▸ Supplied material
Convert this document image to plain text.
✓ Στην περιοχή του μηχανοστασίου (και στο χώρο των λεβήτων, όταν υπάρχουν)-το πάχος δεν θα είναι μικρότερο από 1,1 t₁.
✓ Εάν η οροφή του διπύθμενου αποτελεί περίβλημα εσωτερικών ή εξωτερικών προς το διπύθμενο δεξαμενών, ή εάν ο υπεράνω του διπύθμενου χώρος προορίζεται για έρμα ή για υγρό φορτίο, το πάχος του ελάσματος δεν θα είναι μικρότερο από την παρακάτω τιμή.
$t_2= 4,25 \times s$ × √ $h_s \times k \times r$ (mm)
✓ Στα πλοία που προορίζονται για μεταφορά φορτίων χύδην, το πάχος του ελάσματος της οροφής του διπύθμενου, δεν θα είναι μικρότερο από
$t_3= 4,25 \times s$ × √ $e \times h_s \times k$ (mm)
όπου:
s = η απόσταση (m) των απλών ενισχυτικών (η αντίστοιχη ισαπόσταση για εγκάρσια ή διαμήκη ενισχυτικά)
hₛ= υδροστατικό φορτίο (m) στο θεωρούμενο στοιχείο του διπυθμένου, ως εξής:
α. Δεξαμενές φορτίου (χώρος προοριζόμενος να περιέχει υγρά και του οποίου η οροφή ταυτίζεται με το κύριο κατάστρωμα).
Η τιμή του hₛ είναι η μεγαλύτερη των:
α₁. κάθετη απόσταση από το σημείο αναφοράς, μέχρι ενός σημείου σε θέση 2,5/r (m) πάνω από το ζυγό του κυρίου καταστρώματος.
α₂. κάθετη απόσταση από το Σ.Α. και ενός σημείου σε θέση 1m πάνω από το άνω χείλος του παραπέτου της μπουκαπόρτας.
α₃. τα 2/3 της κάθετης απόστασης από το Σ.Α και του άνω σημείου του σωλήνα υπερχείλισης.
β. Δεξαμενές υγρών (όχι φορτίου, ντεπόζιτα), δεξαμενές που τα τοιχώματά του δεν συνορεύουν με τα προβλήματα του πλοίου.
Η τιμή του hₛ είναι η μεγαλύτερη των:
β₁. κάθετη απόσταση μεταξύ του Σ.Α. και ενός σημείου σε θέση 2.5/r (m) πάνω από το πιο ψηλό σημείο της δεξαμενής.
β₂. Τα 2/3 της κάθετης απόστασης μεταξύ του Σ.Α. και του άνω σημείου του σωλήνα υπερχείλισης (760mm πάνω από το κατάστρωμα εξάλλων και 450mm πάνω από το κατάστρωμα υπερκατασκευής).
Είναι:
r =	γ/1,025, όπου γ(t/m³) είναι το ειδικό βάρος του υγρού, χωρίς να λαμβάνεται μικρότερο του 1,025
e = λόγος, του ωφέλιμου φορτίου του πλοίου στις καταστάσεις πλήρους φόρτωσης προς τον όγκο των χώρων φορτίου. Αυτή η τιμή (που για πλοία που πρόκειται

▸ Exercise prompt
Repeat the records above exactly.

▸ Output below
Convert this document image to plain text.
✓ Στην περιοχή του μηχανοστασίου (και στο χώρο των λεβήτων, όταν υπάρχουν)-το πάχος δεν θα είναι μικρότερο από 1,1 t₁.
✓ Εάν η οροφή του διπύθμενου αποτελεί περίβλημα εσωτερικών ή εξωτερικών προς το διπύθμενο δεξαμενών, ή εάν ο υπεράνω του διπύθμενου χώρος προορίζεται για έρμα ή για υγρό φορτίο, το πάχος του ελάσματος δεν θα είναι μικρότερο από την παρακάτω τιμή.
$t_2= 4,25 \times s$ × √ $h_s \times k \times r$ (mm)
✓ Στα πλοία που προορίζονται για μεταφορά φορτίων χύδην, το πάχος του ελάσματος της οροφής του διπύθμενου, δεν θα είναι μικρότερο από
$t_3= 4,25 \times s$ × √ $e \times h_s \times k$ (mm)
όπου:
s = η απόσταση (m) των απλών ενισχυτικών (η αντίστοιχη ισαπόσταση για εγκάρσια ή διαμήκη ενισχυτικά)
hₛ= υδροστατικό φορτίο (m) στο θεωρούμενο στοιχείο του διπυθμένου, ως εξής:
α. Δεξαμενές φορτίου (χώρος προοριζόμενος να περιέχει υγρά και του οποίου η οροφή ταυτίζεται με το κύριο κατάστρωμα).
Η τιμή του hₛ είναι η μεγαλύτερη των:
α₁. κάθετη απόσταση από το σημείο αναφοράς, μέχρι ενός σημείου σε θέση 2,5/r (m) πάνω από το ζυγό του κυρίου καταστρώματος.
α₂. κάθετη απόσταση από το Σ.Α. και ενός σημείου σε θέση 1m πάνω από το άνω χείλος του παραπέτου της μπουκαπόρτας.
α₃. τα 2/3 της κάθετης απόστασης από το Σ.Α και του άνω σημείου του σωλήνα υπερχείλισης.
β. Δεξαμενές υγρών (όχι φορτίου, ντεπόζιτα), δεξαμενές που τα τοιχώματά του δεν συνορεύουν με τα προβλήματα του πλοίου.
Η τιμή του hₛ είναι η μεγαλύτερη των:
β₁. κάθετη απόσταση μεταξύ του Σ.Α. και ενός σημείου σε θέση 2.5/r (m) πάνω από το πιο ψηλό σημείο της δεξαμενής.
β₂. Τα 2/3 της κάθετης απόστασης μεταξύ του Σ.Α. και του άνω σημείου του σωλήνα υπερχείλισης (760mm πάνω από το κατάστρωμα εξάλλων και 450mm πάνω από το κατάστρωμα υπερκατασκευής).
Είναι:
r =	γ/1,025, όπου γ(t/m³) είναι το ειδικό βάρος του υγρού, χωρίς να λαμβάνεται μικρότερο του 1,025
e = λόγος, του ωφέλιμου φορτίου του πλοίου στις καταστάσεις πλήρους φόρτωσης προς τον όγκο των χώρων φορτίου. Αυτή η τιμή (που για πλοία που πρόκειται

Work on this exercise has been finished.